# Task description:
Which lines hold the word "infrastructure"? Show each of them.

# Data supplied:
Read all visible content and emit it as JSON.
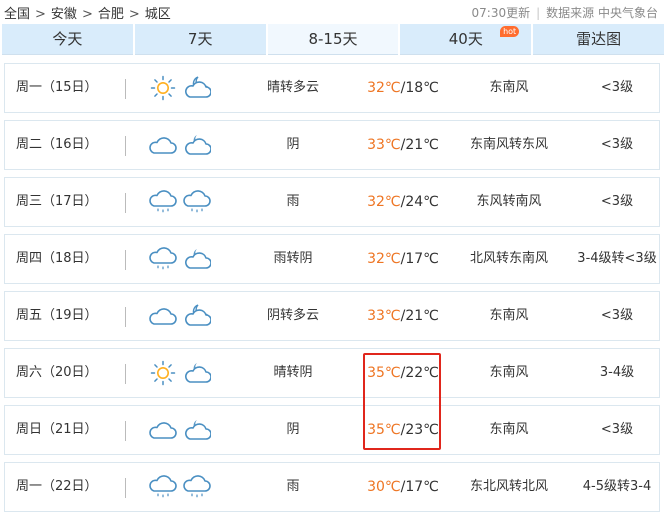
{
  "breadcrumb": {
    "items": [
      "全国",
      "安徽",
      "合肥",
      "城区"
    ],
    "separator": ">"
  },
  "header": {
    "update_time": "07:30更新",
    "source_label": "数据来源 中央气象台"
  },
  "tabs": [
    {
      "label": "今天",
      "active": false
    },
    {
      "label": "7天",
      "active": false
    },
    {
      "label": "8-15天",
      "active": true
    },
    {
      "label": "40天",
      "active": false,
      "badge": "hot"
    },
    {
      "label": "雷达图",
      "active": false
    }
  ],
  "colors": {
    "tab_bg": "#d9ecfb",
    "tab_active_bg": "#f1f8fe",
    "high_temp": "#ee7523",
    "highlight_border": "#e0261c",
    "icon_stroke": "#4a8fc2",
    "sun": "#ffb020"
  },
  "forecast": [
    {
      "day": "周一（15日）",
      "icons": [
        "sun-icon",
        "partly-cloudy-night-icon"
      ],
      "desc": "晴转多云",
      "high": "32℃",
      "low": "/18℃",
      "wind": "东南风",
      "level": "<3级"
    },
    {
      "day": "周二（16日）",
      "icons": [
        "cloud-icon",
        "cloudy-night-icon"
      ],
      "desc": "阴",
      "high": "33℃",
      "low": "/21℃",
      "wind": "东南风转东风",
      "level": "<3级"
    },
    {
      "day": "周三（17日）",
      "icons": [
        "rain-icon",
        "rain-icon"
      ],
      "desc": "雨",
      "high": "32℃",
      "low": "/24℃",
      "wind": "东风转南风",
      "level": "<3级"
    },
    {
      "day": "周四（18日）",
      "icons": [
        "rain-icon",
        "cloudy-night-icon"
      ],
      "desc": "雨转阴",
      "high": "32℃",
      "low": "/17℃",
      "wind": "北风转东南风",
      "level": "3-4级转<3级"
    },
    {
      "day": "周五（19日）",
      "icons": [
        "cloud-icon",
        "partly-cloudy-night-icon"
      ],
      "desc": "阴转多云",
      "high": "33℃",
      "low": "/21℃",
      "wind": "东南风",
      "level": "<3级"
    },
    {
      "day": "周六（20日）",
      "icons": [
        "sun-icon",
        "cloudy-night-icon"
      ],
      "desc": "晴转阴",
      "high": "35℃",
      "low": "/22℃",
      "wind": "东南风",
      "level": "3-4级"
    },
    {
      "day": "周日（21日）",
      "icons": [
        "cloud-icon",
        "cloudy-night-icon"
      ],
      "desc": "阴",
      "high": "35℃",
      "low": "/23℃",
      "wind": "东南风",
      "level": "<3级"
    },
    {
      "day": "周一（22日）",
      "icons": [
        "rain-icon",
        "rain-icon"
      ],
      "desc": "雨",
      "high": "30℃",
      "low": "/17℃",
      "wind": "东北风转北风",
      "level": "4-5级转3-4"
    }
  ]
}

...

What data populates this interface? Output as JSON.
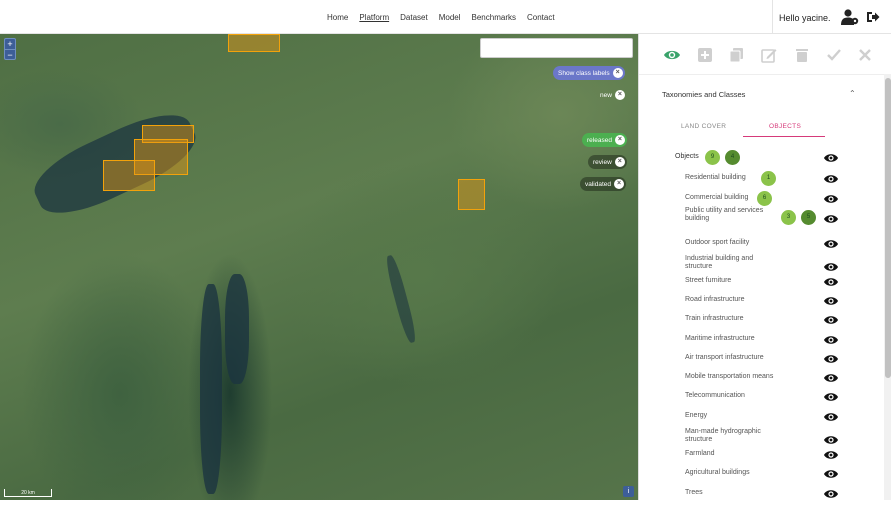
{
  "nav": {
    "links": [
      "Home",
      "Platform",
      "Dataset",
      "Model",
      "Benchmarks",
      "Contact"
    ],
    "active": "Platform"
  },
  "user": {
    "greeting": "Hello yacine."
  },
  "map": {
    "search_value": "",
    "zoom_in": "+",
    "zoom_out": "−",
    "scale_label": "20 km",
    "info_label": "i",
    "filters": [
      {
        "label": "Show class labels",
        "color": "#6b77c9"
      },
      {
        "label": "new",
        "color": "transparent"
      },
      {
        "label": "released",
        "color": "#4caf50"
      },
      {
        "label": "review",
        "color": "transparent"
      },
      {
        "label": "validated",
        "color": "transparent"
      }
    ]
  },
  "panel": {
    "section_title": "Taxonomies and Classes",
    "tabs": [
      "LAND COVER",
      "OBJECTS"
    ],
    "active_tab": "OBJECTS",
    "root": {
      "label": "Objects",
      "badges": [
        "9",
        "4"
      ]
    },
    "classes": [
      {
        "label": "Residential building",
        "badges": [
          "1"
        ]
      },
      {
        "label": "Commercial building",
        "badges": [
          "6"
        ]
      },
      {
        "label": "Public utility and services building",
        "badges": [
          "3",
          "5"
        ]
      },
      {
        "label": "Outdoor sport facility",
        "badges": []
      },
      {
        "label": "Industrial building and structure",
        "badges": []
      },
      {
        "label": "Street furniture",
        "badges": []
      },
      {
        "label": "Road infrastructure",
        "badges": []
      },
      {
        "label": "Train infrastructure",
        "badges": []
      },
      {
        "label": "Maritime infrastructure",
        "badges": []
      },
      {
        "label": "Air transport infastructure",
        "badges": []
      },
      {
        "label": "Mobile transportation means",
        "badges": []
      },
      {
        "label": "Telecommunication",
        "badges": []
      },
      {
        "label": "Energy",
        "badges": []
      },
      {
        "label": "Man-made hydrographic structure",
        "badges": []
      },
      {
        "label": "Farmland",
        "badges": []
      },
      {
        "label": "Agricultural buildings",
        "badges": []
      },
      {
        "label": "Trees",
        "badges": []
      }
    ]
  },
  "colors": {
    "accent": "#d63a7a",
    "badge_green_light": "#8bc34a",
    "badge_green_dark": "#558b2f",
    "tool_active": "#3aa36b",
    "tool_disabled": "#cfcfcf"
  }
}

--

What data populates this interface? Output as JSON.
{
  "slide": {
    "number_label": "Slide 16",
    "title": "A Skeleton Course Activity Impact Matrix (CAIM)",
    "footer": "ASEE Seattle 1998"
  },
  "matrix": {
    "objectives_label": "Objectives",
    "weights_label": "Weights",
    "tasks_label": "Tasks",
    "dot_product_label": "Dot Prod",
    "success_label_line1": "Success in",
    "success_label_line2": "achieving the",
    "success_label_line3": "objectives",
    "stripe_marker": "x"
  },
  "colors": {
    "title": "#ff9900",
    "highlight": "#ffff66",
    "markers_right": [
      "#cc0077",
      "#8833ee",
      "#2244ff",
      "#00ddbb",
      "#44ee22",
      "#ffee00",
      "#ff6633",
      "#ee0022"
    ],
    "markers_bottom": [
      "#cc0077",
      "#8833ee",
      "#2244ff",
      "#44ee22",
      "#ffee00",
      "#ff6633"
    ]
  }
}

# Solution:
        "label": "Road infrastructure",
        "label": "Train infrastructure",
        "label": "Maritime infrastructure",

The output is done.